**PROBLEM TO SOLVE**
Word for word, set down the records and skip each picture.

Figure content listings
***

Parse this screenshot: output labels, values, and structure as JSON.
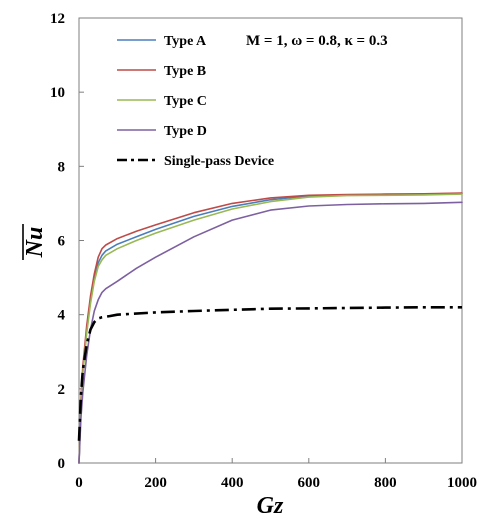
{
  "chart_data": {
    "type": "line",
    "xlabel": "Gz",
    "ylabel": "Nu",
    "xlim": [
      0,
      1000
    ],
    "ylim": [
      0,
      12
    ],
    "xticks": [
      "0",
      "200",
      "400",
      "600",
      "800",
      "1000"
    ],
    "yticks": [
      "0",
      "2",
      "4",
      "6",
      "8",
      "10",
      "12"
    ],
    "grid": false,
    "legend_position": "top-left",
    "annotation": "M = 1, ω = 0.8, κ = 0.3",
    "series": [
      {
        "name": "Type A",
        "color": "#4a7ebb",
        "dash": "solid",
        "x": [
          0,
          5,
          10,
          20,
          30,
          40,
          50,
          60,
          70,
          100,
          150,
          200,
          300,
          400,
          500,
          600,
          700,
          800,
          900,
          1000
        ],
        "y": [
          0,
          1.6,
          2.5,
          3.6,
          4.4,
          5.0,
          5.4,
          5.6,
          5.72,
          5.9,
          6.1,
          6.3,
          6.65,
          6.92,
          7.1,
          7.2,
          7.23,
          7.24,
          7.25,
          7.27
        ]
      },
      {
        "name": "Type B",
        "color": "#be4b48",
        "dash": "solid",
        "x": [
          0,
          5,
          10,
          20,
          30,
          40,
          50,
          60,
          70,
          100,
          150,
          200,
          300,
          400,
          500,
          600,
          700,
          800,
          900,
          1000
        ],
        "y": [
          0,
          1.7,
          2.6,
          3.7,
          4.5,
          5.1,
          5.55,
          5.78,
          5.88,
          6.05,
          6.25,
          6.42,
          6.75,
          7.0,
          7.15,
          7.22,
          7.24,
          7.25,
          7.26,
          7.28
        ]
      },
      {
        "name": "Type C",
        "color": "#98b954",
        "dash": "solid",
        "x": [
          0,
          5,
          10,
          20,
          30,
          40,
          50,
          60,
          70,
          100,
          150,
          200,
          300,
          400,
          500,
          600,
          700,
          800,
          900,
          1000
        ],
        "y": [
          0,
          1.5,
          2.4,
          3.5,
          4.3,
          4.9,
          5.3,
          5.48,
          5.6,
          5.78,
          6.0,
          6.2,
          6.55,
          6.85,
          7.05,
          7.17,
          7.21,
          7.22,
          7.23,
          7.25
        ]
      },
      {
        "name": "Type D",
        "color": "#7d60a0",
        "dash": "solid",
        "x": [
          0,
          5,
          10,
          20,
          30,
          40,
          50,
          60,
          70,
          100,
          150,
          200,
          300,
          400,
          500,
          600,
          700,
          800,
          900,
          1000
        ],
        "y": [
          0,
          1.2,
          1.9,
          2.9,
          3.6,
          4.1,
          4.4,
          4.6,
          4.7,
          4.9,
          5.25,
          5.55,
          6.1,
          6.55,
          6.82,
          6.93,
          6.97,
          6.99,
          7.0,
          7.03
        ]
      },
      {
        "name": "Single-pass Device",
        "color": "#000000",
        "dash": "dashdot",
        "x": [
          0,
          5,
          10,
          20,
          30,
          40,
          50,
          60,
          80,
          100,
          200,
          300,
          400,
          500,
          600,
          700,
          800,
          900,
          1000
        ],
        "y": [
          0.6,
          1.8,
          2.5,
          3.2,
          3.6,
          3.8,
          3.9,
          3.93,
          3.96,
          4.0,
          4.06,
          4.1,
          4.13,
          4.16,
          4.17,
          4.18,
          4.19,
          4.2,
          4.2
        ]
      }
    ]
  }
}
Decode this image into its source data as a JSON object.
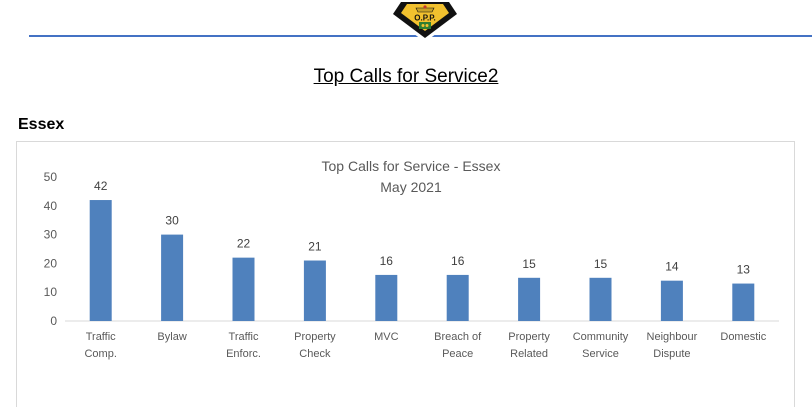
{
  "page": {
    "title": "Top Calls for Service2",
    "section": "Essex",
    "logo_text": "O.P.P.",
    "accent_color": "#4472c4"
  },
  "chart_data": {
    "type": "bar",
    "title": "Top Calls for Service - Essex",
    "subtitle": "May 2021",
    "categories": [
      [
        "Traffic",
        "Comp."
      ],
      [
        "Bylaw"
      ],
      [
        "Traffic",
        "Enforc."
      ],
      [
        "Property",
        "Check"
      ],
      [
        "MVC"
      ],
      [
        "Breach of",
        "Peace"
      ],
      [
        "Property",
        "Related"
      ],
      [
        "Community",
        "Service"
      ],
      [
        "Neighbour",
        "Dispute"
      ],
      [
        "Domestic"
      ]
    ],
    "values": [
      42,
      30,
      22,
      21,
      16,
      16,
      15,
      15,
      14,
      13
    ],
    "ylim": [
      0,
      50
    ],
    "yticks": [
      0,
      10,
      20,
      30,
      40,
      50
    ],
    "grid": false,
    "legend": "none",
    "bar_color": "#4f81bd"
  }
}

***

**WRITTEN SOLUTION**
Parse this screenshot: output labels, values, and structure as JSON.
{
  "chart_data": {
    "type": "line",
    "xlabel": "Gz",
    "ylabel": "Nu",
    "xlim": [
      0,
      1000
    ],
    "ylim": [
      0,
      12
    ],
    "xticks": [
      "0",
      "200",
      "400",
      "600",
      "800",
      "1000"
    ],
    "yticks": [
      "0",
      "2",
      "4",
      "6",
      "8",
      "10",
      "12"
    ],
    "grid": false,
    "legend_position": "top-left",
    "annotation": "M = 1, ω = 0.8, κ = 0.3",
    "series": [
      {
        "name": "Type A",
        "color": "#4a7ebb",
        "dash": "solid",
        "x": [
          0,
          5,
          10,
          20,
          30,
          40,
          50,
          60,
          70,
          100,
          150,
          200,
          300,
          400,
          500,
          600,
          700,
          800,
          900,
          1000
        ],
        "y": [
          0,
          1.6,
          2.5,
          3.6,
          4.4,
          5.0,
          5.4,
          5.6,
          5.72,
          5.9,
          6.1,
          6.3,
          6.65,
          6.92,
          7.1,
          7.2,
          7.23,
          7.24,
          7.25,
          7.27
        ]
      },
      {
        "name": "Type B",
        "color": "#be4b48",
        "dash": "solid",
        "x": [
          0,
          5,
          10,
          20,
          30,
          40,
          50,
          60,
          70,
          100,
          150,
          200,
          300,
          400,
          500,
          600,
          700,
          800,
          900,
          1000
        ],
        "y": [
          0,
          1.7,
          2.6,
          3.7,
          4.5,
          5.1,
          5.55,
          5.78,
          5.88,
          6.05,
          6.25,
          6.42,
          6.75,
          7.0,
          7.15,
          7.22,
          7.24,
          7.25,
          7.26,
          7.28
        ]
      },
      {
        "name": "Type C",
        "color": "#98b954",
        "dash": "solid",
        "x": [
          0,
          5,
          10,
          20,
          30,
          40,
          50,
          60,
          70,
          100,
          150,
          200,
          300,
          400,
          500,
          600,
          700,
          800,
          900,
          1000
        ],
        "y": [
          0,
          1.5,
          2.4,
          3.5,
          4.3,
          4.9,
          5.3,
          5.48,
          5.6,
          5.78,
          6.0,
          6.2,
          6.55,
          6.85,
          7.05,
          7.17,
          7.21,
          7.22,
          7.23,
          7.25
        ]
      },
      {
        "name": "Type D",
        "color": "#7d60a0",
        "dash": "solid",
        "x": [
          0,
          5,
          10,
          20,
          30,
          40,
          50,
          60,
          70,
          100,
          150,
          200,
          300,
          400,
          500,
          600,
          700,
          800,
          900,
          1000
        ],
        "y": [
          0,
          1.2,
          1.9,
          2.9,
          3.6,
          4.1,
          4.4,
          4.6,
          4.7,
          4.9,
          5.25,
          5.55,
          6.1,
          6.55,
          6.82,
          6.93,
          6.97,
          6.99,
          7.0,
          7.03
        ]
      },
      {
        "name": "Single-pass Device",
        "color": "#000000",
        "dash": "dashdot",
        "x": [
          0,
          5,
          10,
          20,
          30,
          40,
          50,
          60,
          80,
          100,
          200,
          300,
          400,
          500,
          600,
          700,
          800,
          900,
          1000
        ],
        "y": [
          0.6,
          1.8,
          2.5,
          3.2,
          3.6,
          3.8,
          3.9,
          3.93,
          3.96,
          4.0,
          4.06,
          4.1,
          4.13,
          4.16,
          4.17,
          4.18,
          4.19,
          4.2,
          4.2
        ]
      }
    ]
  }
}
Decode this image into its source data as a JSON object.
{
  "page": {
    "title": "Top Calls for Service2",
    "section": "Essex",
    "logo_text": "O.P.P.",
    "accent_color": "#4472c4"
  },
  "chart_data": {
    "type": "bar",
    "title": "Top Calls for Service - Essex",
    "subtitle": "May 2021",
    "categories": [
      [
        "Traffic",
        "Comp."
      ],
      [
        "Bylaw"
      ],
      [
        "Traffic",
        "Enforc."
      ],
      [
        "Property",
        "Check"
      ],
      [
        "MVC"
      ],
      [
        "Breach of",
        "Peace"
      ],
      [
        "Property",
        "Related"
      ],
      [
        "Community",
        "Service"
      ],
      [
        "Neighbour",
        "Dispute"
      ],
      [
        "Domestic"
      ]
    ],
    "values": [
      42,
      30,
      22,
      21,
      16,
      16,
      15,
      15,
      14,
      13
    ],
    "ylim": [
      0,
      50
    ],
    "yticks": [
      0,
      10,
      20,
      30,
      40,
      50
    ],
    "grid": false,
    "legend": "none",
    "bar_color": "#4f81bd"
  }
}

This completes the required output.